Set exercise:
Please give the listing again in its entirety, exactly as written.

Begin Material provided

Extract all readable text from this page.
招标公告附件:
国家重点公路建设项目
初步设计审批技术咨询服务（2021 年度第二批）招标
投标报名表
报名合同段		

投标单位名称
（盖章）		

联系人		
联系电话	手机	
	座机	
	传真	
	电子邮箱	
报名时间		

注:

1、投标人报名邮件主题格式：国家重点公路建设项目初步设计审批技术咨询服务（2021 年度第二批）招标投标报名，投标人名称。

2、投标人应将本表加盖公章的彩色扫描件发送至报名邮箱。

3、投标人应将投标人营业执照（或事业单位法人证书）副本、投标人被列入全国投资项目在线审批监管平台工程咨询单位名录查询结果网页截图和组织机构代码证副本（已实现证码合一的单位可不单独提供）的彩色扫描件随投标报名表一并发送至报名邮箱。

End Material provided

Task output:
Extract all readable text from this page.
招标公告附件:
国家重点公路建设项目
初步设计审批技术咨询服务（2021 年度第二批）招标
投标报名表
报名合同段		

投标单位名称
（盖章）		

联系人		
联系电话	手机	
	座机	
	传真	
	电子邮箱	
报名时间		

注:

1、投标人报名邮件主题格式：国家重点公路建设项目初步设计审批技术咨询服务（2021 年度第二批）招标投标报名，投标人名称。

2、投标人应将本表加盖公章的彩色扫描件发送至报名邮箱。

3、投标人应将投标人营业执照（或事业单位法人证书）副本、投标人被列入全国投资项目在线审批监管平台工程咨询单位名录查询结果网页截图和组织机构代码证副本（已实现证码合一的单位可不单独提供）的彩色扫描件随投标报名表一并发送至报名邮箱。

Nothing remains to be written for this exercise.